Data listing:
-- -- --

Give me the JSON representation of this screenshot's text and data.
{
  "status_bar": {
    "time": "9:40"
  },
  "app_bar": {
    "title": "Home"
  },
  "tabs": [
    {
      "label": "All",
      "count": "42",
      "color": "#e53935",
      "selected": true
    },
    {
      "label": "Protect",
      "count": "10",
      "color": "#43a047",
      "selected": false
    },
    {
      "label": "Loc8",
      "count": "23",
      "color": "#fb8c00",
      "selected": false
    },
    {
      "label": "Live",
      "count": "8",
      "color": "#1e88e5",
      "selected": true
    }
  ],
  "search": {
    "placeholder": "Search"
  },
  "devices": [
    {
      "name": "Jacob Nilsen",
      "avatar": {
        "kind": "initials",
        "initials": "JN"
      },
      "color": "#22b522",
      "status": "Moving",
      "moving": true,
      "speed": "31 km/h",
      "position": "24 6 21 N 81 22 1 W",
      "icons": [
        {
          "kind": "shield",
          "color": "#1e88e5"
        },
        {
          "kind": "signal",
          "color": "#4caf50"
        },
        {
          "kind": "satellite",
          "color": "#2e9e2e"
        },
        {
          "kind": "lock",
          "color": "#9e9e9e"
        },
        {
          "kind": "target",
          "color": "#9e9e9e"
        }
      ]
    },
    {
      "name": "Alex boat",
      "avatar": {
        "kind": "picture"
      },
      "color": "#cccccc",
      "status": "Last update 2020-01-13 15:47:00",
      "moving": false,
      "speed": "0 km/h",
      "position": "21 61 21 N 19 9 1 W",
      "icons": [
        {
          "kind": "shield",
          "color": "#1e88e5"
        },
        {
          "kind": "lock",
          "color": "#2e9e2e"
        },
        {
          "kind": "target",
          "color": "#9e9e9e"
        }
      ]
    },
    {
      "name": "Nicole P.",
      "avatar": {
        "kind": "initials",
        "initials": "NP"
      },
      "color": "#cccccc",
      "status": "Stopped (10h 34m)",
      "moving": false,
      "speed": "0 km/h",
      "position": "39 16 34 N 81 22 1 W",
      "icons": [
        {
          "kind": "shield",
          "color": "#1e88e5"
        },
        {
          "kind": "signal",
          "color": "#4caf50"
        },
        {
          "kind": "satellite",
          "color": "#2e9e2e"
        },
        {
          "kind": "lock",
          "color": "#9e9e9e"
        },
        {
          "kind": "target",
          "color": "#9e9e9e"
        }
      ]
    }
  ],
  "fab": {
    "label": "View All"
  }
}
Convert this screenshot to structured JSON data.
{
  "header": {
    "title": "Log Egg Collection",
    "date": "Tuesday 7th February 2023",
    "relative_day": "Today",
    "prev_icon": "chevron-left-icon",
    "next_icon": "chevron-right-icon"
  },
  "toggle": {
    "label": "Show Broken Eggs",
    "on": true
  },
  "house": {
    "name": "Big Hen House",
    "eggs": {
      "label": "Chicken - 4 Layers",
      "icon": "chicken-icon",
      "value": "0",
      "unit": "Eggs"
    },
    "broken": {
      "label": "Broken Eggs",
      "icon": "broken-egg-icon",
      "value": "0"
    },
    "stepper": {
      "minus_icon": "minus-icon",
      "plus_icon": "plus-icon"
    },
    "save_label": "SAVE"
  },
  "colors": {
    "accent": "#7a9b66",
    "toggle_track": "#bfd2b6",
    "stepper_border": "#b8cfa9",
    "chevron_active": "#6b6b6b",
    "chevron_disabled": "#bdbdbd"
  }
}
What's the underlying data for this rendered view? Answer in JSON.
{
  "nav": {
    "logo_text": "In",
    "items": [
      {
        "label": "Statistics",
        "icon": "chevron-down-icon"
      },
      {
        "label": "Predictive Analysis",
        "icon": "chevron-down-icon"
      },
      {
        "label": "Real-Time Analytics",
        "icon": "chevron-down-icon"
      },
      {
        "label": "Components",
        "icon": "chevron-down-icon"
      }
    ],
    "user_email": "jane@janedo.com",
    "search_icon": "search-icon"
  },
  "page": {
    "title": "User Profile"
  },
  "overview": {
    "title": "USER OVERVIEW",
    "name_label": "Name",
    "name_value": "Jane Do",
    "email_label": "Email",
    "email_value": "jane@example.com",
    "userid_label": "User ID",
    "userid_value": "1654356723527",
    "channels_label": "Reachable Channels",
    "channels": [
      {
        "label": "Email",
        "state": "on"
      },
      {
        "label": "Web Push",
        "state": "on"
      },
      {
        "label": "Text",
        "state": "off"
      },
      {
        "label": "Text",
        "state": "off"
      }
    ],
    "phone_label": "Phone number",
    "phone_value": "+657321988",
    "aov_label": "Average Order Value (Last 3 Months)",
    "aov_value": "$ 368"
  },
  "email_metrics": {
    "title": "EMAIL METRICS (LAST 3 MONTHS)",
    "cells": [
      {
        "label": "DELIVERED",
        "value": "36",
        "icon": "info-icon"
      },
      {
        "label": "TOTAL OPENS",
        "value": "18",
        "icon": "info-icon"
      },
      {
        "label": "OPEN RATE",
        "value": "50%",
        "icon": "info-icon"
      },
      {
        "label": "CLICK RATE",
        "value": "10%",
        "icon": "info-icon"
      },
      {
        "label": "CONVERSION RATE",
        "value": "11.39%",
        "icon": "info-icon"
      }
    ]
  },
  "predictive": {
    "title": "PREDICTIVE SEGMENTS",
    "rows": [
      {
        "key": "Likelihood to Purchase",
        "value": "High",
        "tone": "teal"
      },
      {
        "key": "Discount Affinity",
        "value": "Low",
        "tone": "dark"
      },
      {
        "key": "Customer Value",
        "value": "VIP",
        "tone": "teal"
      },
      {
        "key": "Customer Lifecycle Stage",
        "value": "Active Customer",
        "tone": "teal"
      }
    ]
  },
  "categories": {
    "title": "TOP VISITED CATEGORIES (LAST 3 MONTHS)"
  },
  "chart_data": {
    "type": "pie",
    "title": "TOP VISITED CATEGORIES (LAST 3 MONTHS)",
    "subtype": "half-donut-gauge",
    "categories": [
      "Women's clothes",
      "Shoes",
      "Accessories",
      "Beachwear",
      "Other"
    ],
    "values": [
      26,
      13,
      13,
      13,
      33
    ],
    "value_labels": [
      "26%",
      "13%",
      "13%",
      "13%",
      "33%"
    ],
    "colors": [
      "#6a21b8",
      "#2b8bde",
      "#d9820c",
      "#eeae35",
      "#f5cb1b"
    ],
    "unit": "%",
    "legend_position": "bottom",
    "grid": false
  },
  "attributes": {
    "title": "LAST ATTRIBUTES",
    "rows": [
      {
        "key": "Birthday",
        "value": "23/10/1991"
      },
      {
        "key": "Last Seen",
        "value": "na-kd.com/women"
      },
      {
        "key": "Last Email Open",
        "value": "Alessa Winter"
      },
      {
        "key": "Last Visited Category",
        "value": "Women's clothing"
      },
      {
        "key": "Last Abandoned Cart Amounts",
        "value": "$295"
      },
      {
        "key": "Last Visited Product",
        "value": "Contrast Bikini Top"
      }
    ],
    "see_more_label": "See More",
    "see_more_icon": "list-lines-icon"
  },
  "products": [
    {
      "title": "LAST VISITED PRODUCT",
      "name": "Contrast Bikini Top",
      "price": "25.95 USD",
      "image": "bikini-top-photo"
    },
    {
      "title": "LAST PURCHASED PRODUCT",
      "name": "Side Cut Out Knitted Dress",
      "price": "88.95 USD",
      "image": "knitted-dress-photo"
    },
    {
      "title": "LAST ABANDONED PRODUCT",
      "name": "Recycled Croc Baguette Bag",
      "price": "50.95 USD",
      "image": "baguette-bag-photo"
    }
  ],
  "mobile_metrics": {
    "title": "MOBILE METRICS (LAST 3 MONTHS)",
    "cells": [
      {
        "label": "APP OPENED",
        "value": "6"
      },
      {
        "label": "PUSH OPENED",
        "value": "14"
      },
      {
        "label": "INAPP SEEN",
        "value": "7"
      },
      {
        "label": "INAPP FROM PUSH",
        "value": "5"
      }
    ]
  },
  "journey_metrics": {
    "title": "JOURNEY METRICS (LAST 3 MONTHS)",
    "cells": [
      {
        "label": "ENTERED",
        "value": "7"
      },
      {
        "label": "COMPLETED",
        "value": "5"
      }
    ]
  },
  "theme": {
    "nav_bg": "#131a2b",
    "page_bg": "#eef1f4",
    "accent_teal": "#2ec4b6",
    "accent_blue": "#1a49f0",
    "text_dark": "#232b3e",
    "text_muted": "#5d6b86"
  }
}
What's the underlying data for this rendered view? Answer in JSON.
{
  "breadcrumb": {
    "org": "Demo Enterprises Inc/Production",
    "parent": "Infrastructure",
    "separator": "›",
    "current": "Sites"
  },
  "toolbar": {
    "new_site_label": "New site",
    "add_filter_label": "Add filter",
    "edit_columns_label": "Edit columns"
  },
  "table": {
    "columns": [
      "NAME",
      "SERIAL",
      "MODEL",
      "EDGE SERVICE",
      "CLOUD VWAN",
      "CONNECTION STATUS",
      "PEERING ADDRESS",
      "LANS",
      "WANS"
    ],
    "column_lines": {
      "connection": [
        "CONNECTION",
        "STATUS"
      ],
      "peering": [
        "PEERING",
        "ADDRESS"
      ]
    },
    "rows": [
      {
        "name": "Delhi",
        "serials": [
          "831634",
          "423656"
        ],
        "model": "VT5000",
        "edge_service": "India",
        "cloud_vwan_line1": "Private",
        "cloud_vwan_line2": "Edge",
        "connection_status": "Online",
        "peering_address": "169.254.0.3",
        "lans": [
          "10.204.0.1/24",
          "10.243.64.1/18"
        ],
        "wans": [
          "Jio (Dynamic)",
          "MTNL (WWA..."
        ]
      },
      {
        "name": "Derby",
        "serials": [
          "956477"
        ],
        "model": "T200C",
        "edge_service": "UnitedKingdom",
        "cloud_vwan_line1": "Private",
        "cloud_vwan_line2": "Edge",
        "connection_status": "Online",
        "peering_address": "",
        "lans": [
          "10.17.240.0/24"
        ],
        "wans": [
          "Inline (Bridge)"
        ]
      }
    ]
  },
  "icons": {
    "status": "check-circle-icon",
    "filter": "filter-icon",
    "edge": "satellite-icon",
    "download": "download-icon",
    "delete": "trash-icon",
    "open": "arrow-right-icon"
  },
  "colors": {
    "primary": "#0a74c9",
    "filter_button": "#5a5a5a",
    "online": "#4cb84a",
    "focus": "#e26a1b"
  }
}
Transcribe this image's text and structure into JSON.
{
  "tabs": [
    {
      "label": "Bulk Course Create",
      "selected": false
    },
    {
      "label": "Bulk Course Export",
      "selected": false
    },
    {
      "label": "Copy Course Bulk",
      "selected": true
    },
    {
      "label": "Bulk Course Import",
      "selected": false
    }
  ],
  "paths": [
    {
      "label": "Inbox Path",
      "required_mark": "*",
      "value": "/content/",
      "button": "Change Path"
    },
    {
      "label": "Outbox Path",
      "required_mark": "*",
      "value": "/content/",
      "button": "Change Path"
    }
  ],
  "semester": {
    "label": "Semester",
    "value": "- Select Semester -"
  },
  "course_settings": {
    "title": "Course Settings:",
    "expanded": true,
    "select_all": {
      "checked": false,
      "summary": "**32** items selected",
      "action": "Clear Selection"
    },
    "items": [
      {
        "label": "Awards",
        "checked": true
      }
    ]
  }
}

-- -- --

_TASK OBJECTIVE_
What are the lines from the one with "Transcribe this image's" through the last line of the records above? Quote them exactly and add nothing.

_CORRECT RESPONSE_
Transcribe this image's text and structure into JSON.
{
  "tabs": [
    {
      "label": "Bulk Course Create",
      "selected": false
    },
    {
      "label": "Bulk Course Export",
      "selected": false
    },
    {
      "label": "Copy Course Bulk",
      "selected": true
    },
    {
      "label": "Bulk Course Import",
      "selected": false
    }
  ],
  "paths": [
    {
      "label": "Inbox Path",
      "required_mark": "*",
      "value": "/content/",
      "button": "Change Path"
    },
    {
      "label": "Outbox Path",
      "required_mark": "*",
      "value": "/content/",
      "button": "Change Path"
    }
  ],
  "semester": {
    "label": "Semester",
    "value": "- Select Semester -"
  },
  "course_settings": {
    "title": "Course Settings:",
    "expanded": true,
    "select_all": {
      "checked": false,
      "summary": "**32** items selected",
      "action": "Clear Selection"
    },
    "items": [
      {
        "label": "Awards",
        "checked": true
      }
    ]
  }
}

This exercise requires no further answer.